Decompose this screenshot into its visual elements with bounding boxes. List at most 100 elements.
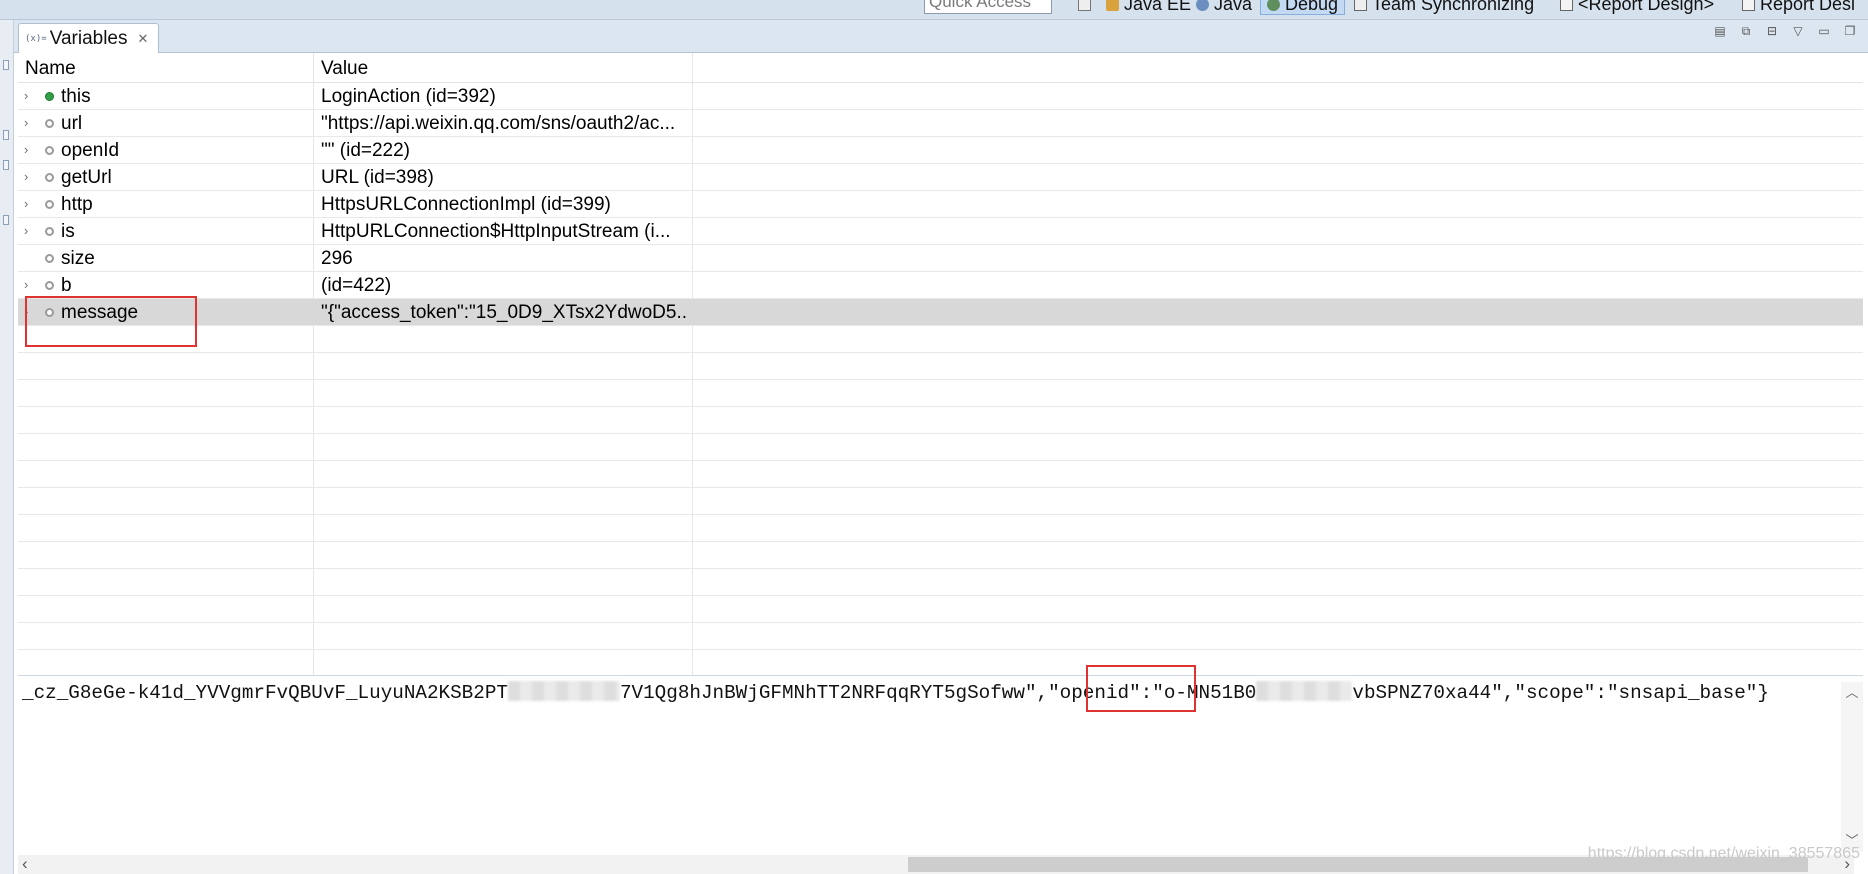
detail-text-part: _cz_G8eGe-k41d_YVVgmrFvQBUvF_LuyuNA2KSB2…: [22, 682, 508, 704]
variable-value: 296: [321, 248, 353, 269]
collapse-all-icon[interactable]: ⊟: [1764, 24, 1780, 38]
table-row-selected[interactable]: › message "{"access_token":"15_0D9_XTsx2…: [18, 299, 1863, 326]
trim-icon[interactable]: [3, 215, 9, 225]
empty-row: [18, 488, 1863, 515]
trim-icon[interactable]: [3, 60, 9, 70]
perspective-team-synchronizing[interactable]: Team Synchronizing: [1354, 0, 1534, 15]
table-row[interactable]: › http HttpsURLConnectionImpl (id=399): [18, 191, 1863, 218]
detail-horizontal-scrollbar[interactable]: ‹ ›: [18, 854, 1854, 874]
java-ee-icon: [1106, 0, 1119, 11]
expand-chevron-icon[interactable]: ›: [24, 196, 36, 212]
local-variable-icon: [45, 146, 54, 155]
tab-variables[interactable]: (x)= Variables ✕: [18, 23, 160, 54]
scroll-left-icon[interactable]: ‹: [22, 854, 28, 874]
scroll-up-icon[interactable]: ︿: [1841, 682, 1863, 704]
variable-value: URL (id=398): [321, 167, 434, 188]
detail-text[interactable]: _cz_G8eGe-k41d_YVVgmrFvQBUvF_LuyuNA2KSB2…: [22, 680, 1769, 706]
variable-name: is: [61, 221, 75, 242]
close-icon[interactable]: ✕: [138, 31, 149, 47]
detail-text-part: 7V1Qg8hJnBWjGFMNhTT2NRFqqRYT5gSofww",: [619, 682, 1049, 704]
variable-value: "" (id=222): [321, 140, 411, 161]
table-row[interactable]: › url "https://api.weixin.qq.com/sns/oau…: [18, 110, 1863, 137]
empty-row: [18, 650, 1863, 677]
redacted-blur: [1256, 681, 1353, 701]
watermark: https://blog.csdn.net/weixin_38557865: [1587, 845, 1860, 862]
empty-row: [18, 515, 1863, 542]
empty-row: [18, 326, 1863, 353]
variable-name: openId: [61, 140, 120, 161]
empty-row: [18, 380, 1863, 407]
column-header-value[interactable]: Value: [314, 53, 693, 83]
variables-view-icon: (x)=: [25, 34, 47, 44]
view-toolbar: ▤ ⧉ ⊟ ▽ ▭ ❐: [1712, 24, 1858, 38]
empty-row: [18, 434, 1863, 461]
variable-name: this: [61, 86, 91, 107]
local-variable-icon: [45, 281, 54, 290]
expand-chevron-icon[interactable]: ›: [24, 142, 36, 158]
tab-label: Variables: [49, 28, 128, 49]
open-perspective-button[interactable]: [1078, 0, 1096, 15]
perspective-report-design-1[interactable]: <Report Design>: [1560, 0, 1714, 15]
empty-row: [18, 596, 1863, 623]
perspective-label: Java EE: [1124, 0, 1192, 14]
report-design-icon: [1560, 0, 1573, 11]
variable-name: b: [61, 275, 72, 296]
table-row[interactable]: › b (id=422): [18, 272, 1863, 299]
local-variable-icon: [45, 119, 54, 128]
minimize-icon[interactable]: ▭: [1816, 24, 1832, 38]
perspective-java[interactable]: Java: [1196, 0, 1252, 15]
redacted-blur: [507, 681, 620, 701]
view-menu-icon[interactable]: ▽: [1790, 24, 1806, 38]
variable-name: http: [61, 194, 93, 215]
local-variable-icon: [45, 227, 54, 236]
perspective-java-ee[interactable]: Java EE: [1106, 0, 1191, 15]
debug-icon: [1267, 0, 1280, 11]
variable-name: size: [61, 248, 95, 269]
open-perspective-icon: [1078, 0, 1091, 11]
expand-chevron-icon[interactable]: ›: [24, 223, 36, 239]
empty-row: [18, 407, 1863, 434]
local-variable-icon: [45, 173, 54, 182]
local-variable-icon: [45, 200, 54, 209]
variable-value: "{"access_token":"15_0D9_XTsx2YdwoD5...: [321, 302, 687, 323]
perspective-label: <Report Design>: [1578, 0, 1715, 14]
empty-row: [18, 542, 1863, 569]
table-row[interactable]: › is HttpURLConnection$HttpInputStream (…: [18, 218, 1863, 245]
view-tab-bar: (x)= Variables ✕ ▤ ⧉ ⊟ ▽ ▭ ❐: [14, 20, 1868, 54]
empty-row: [18, 353, 1863, 380]
report-design-icon: [1742, 0, 1755, 11]
table-row[interactable]: size 296: [18, 245, 1863, 272]
maximize-icon[interactable]: ❐: [1842, 24, 1858, 38]
highlight-box-openid: [1086, 665, 1196, 712]
empty-row: [18, 569, 1863, 596]
variable-value: HttpURLConnection$HttpInputStream (i...: [321, 221, 671, 242]
team-sync-icon: [1354, 0, 1367, 11]
quick-access-input[interactable]: Quick Access: [924, 0, 1052, 14]
expand-chevron-icon[interactable]: ›: [24, 277, 36, 293]
perspective-debug[interactable]: Debug: [1260, 0, 1346, 15]
variable-detail-pane[interactable]: _cz_G8eGe-k41d_YVVgmrFvQBUvF_LuyuNA2KSB2…: [18, 675, 1863, 855]
trim-icon[interactable]: [3, 160, 9, 170]
detail-vertical-scrollbar[interactable]: ︿ ﹀: [1841, 682, 1863, 852]
expand-chevron-icon[interactable]: ›: [24, 169, 36, 185]
detail-text-part: vbSPNZ70xa44","scope":"snsapi_base"}: [1352, 682, 1769, 704]
expand-chevron-icon[interactable]: ›: [24, 88, 36, 104]
trim-icon[interactable]: [3, 130, 9, 140]
table-row[interactable]: › getUrl URL (id=398): [18, 164, 1863, 191]
show-type-names-icon[interactable]: ▤: [1712, 24, 1728, 38]
variables-table[interactable]: Name Value › this LoginAction (id=392) ›…: [18, 53, 1863, 677]
left-trim-bar: [0, 20, 14, 874]
perspective-label: Java: [1214, 0, 1253, 14]
table-row[interactable]: › openId "" (id=222): [18, 137, 1863, 164]
expand-chevron-icon[interactable]: ›: [24, 115, 36, 131]
table-row[interactable]: › this LoginAction (id=392): [18, 83, 1863, 110]
perspective-label: Team Synchronizing: [1372, 0, 1535, 14]
perspective-report-design-2[interactable]: Report Desi: [1742, 0, 1855, 15]
public-field-icon: [45, 92, 54, 101]
perspective-toolbar: Quick Access Java EE Java Debug Team Syn…: [0, 0, 1868, 20]
table-header: Name Value: [18, 53, 1863, 83]
perspective-label: Report Desi: [1760, 0, 1856, 14]
show-logical-structure-icon[interactable]: ⧉: [1738, 24, 1754, 38]
variable-name: getUrl: [61, 167, 112, 188]
column-header-name[interactable]: Name: [18, 53, 314, 83]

________________

*OBJECTIVE:* Copy out all of the data above line for line, without any changes, and leave out the pictures.

*EXERCISE ANSWER:*
Decompose this screenshot into its visual elements with bounding boxes. List at most 100 elements.
detail-text-part: _cz_G8eGe-k41d_YVVgmrFvQBUvF_LuyuNA2KSB2…: [22, 682, 508, 704]
variable-value: 296: [321, 248, 353, 269]
collapse-all-icon[interactable]: ⊟: [1764, 24, 1780, 38]
table-row-selected[interactable]: › message "{"access_token":"15_0D9_XTsx2…: [18, 299, 1863, 326]
trim-icon[interactable]: [3, 215, 9, 225]
empty-row: [18, 488, 1863, 515]
trim-icon[interactable]: [3, 60, 9, 70]
perspective-team-synchronizing[interactable]: Team Synchronizing: [1354, 0, 1534, 15]
table-row[interactable]: › http HttpsURLConnectionImpl (id=399): [18, 191, 1863, 218]
detail-horizontal-scrollbar[interactable]: ‹ ›: [18, 854, 1854, 874]
java-ee-icon: [1106, 0, 1119, 11]
expand-chevron-icon[interactable]: ›: [24, 196, 36, 212]
local-variable-icon: [45, 146, 54, 155]
tab-variables[interactable]: (x)= Variables ✕: [18, 23, 160, 54]
scroll-left-icon[interactable]: ‹: [22, 854, 28, 874]
scroll-up-icon[interactable]: ︿: [1841, 682, 1863, 704]
variable-value: URL (id=398): [321, 167, 434, 188]
detail-text[interactable]: _cz_G8eGe-k41d_YVVgmrFvQBUvF_LuyuNA2KSB2…: [22, 680, 1769, 706]
variable-name: is: [61, 221, 75, 242]
close-icon[interactable]: ✕: [138, 31, 149, 47]
detail-text-part: 7V1Qg8hJnBWjGFMNhTT2NRFqqRYT5gSofww",: [619, 682, 1049, 704]
variable-value: "" (id=222): [321, 140, 411, 161]
table-row[interactable]: › url "https://api.weixin.qq.com/sns/oau…: [18, 110, 1863, 137]
empty-row: [18, 650, 1863, 677]
redacted-blur: [1256, 681, 1353, 701]
watermark: https://blog.csdn.net/weixin_38557865: [1587, 845, 1860, 862]
empty-row: [18, 515, 1863, 542]
empty-row: [18, 326, 1863, 353]
variable-name: openId: [61, 140, 120, 161]
empty-row: [18, 380, 1863, 407]
column-header-value[interactable]: Value: [314, 53, 693, 83]
variables-view-icon: (x)=: [25, 34, 47, 44]
view-toolbar: ▤ ⧉ ⊟ ▽ ▭ ❐: [1712, 24, 1858, 38]
empty-row: [18, 434, 1863, 461]
variable-name: this: [61, 86, 91, 107]
local-variable-icon: [45, 281, 54, 290]
expand-chevron-icon[interactable]: ›: [24, 142, 36, 158]
tab-label: Variables: [49, 28, 128, 49]
open-perspective-button[interactable]: [1078, 0, 1096, 15]
perspective-report-design-1[interactable]: <Report Design>: [1560, 0, 1714, 15]
empty-row: [18, 596, 1863, 623]
perspective-label: Java EE: [1124, 0, 1192, 14]
report-design-icon: [1560, 0, 1573, 11]
variable-name: b: [61, 275, 72, 296]
table-row[interactable]: › b (id=422): [18, 272, 1863, 299]
local-variable-icon: [45, 119, 54, 128]
minimize-icon[interactable]: ▭: [1816, 24, 1832, 38]
perspective-java[interactable]: Java: [1196, 0, 1252, 15]
redacted-blur: [507, 681, 620, 701]
view-menu-icon[interactable]: ▽: [1790, 24, 1806, 38]
variable-name: http: [61, 194, 93, 215]
local-variable-icon: [45, 227, 54, 236]
perspective-java-ee[interactable]: Java EE: [1106, 0, 1191, 15]
debug-icon: [1267, 0, 1280, 11]
variable-name: size: [61, 248, 95, 269]
open-perspective-icon: [1078, 0, 1091, 11]
expand-chevron-icon[interactable]: ›: [24, 223, 36, 239]
empty-row: [18, 407, 1863, 434]
local-variable-icon: [45, 173, 54, 182]
local-variable-icon: [45, 200, 54, 209]
variable-value: "{"access_token":"15_0D9_XTsx2YdwoD5...: [321, 302, 687, 323]
perspective-label: <Report Design>: [1578, 0, 1715, 14]
empty-row: [18, 542, 1863, 569]
table-row[interactable]: › is HttpURLConnection$HttpInputStream (…: [18, 218, 1863, 245]
view-tab-bar: (x)= Variables ✕ ▤ ⧉ ⊟ ▽ ▭ ❐: [14, 20, 1868, 54]
empty-row: [18, 353, 1863, 380]
report-design-icon: [1742, 0, 1755, 11]
table-row[interactable]: size 296: [18, 245, 1863, 272]
maximize-icon[interactable]: ❐: [1842, 24, 1858, 38]
highlight-box-openid: [1086, 665, 1196, 712]
empty-row: [18, 569, 1863, 596]
variable-value: HttpURLConnection$HttpInputStream (i...: [321, 221, 671, 242]
team-sync-icon: [1354, 0, 1367, 11]
quick-access-input[interactable]: Quick Access: [924, 0, 1052, 14]
expand-chevron-icon[interactable]: ›: [24, 277, 36, 293]
perspective-debug[interactable]: Debug: [1260, 0, 1346, 15]
variable-detail-pane[interactable]: _cz_G8eGe-k41d_YVVgmrFvQBUvF_LuyuNA2KSB2…: [18, 675, 1863, 855]
trim-icon[interactable]: [3, 160, 9, 170]
detail-vertical-scrollbar[interactable]: ︿ ﹀: [1841, 682, 1863, 852]
expand-chevron-icon[interactable]: ›: [24, 169, 36, 185]
detail-text-part: vbSPNZ70xa44","scope":"snsapi_base"}: [1352, 682, 1769, 704]
expand-chevron-icon[interactable]: ›: [24, 88, 36, 104]
trim-icon[interactable]: [3, 130, 9, 140]
table-row[interactable]: › getUrl URL (id=398): [18, 164, 1863, 191]
show-type-names-icon[interactable]: ▤: [1712, 24, 1728, 38]
variables-table[interactable]: Name Value › this LoginAction (id=392) ›…: [18, 53, 1863, 677]
left-trim-bar: [0, 20, 14, 874]
perspective-label: Java: [1214, 0, 1253, 14]
table-row[interactable]: › openId "" (id=222): [18, 137, 1863, 164]
expand-chevron-icon[interactable]: ›: [24, 115, 36, 131]
table-row[interactable]: › this LoginAction (id=392): [18, 83, 1863, 110]
perspective-label: Team Synchronizing: [1372, 0, 1535, 14]
perspective-report-design-2[interactable]: Report Desi: [1742, 0, 1855, 15]
public-field-icon: [45, 92, 54, 101]
perspective-toolbar: Quick Access Java EE Java Debug Team Syn…: [0, 0, 1868, 20]
table-header: Name Value: [18, 53, 1863, 83]
perspective-label: Report Desi: [1760, 0, 1856, 14]
show-logical-structure-icon[interactable]: ⧉: [1738, 24, 1754, 38]
variable-name: getUrl: [61, 167, 112, 188]
column-header-name[interactable]: Name: [18, 53, 314, 83]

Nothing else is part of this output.